──────── Supplied records

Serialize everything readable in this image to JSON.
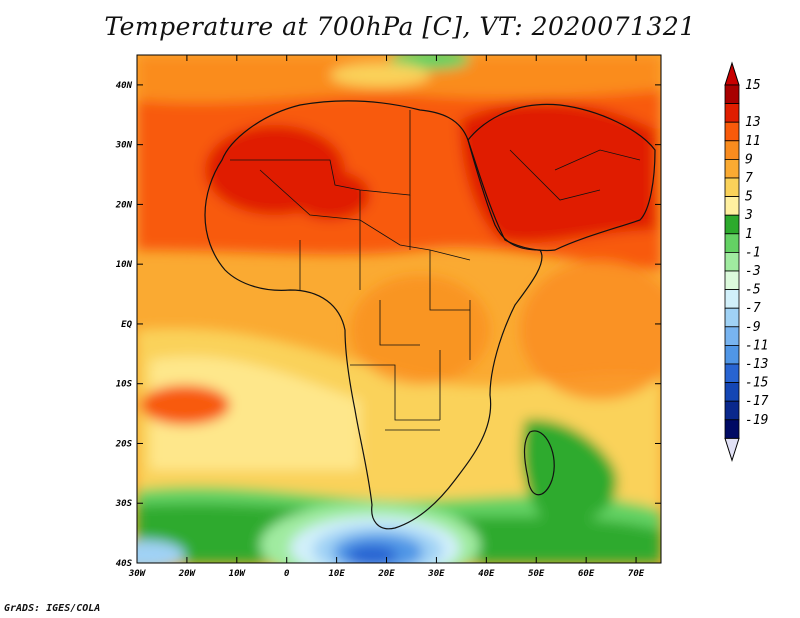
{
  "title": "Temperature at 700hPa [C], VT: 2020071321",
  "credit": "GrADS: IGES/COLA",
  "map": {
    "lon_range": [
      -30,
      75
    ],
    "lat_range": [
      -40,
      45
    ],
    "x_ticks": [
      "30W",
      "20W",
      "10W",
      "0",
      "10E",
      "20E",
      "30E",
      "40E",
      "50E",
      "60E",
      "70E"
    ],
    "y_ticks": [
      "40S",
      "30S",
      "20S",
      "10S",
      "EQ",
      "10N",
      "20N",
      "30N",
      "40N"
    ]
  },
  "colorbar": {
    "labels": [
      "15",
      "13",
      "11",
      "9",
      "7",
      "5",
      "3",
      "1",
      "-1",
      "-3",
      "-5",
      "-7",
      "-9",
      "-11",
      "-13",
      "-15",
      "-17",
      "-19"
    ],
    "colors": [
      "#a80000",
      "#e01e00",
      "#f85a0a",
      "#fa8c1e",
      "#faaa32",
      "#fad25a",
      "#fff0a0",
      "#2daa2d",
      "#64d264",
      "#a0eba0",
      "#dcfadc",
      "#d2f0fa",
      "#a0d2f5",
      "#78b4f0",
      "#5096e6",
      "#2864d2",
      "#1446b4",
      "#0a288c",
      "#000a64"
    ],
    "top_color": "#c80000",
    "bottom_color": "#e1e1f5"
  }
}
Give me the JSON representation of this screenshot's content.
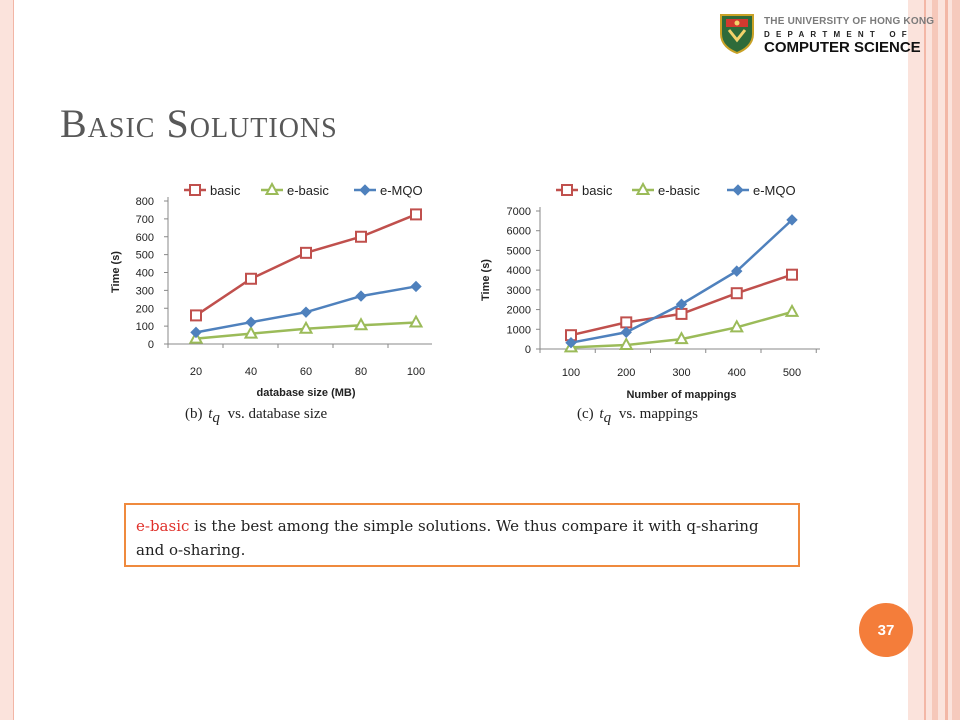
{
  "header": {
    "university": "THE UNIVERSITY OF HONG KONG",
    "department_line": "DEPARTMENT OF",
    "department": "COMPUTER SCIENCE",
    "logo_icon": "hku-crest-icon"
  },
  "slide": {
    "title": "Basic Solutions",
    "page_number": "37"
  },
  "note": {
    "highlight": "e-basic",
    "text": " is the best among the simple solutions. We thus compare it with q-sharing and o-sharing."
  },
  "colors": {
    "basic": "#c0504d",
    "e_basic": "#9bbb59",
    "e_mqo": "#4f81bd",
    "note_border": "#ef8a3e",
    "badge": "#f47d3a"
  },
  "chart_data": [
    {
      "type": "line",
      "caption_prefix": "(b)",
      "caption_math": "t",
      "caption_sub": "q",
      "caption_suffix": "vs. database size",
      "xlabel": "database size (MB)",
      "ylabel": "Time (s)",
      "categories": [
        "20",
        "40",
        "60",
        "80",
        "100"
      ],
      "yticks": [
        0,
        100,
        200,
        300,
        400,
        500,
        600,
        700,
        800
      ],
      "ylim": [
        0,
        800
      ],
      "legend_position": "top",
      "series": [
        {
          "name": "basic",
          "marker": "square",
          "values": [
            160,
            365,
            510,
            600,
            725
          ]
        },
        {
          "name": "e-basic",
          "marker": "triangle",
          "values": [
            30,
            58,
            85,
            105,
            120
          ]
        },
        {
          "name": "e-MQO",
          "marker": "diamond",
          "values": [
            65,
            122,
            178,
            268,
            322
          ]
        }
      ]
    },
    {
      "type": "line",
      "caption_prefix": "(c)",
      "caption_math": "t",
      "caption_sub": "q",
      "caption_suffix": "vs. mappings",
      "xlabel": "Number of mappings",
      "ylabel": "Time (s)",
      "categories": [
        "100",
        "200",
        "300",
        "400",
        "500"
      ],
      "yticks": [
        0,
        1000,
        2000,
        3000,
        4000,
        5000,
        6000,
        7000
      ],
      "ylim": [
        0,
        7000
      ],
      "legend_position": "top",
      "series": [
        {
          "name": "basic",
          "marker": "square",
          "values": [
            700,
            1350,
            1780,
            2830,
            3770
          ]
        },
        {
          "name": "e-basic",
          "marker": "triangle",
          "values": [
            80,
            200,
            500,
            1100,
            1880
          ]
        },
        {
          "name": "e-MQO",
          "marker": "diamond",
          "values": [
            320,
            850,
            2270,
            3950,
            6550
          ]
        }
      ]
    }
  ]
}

────────────────

§ **Exercise instructions**
Copy down every line of the material above that includes the string "mappings".

§ **Reply to the task**
      "caption_suffix": "vs. mappings",
      "xlabel": "Number of mappings",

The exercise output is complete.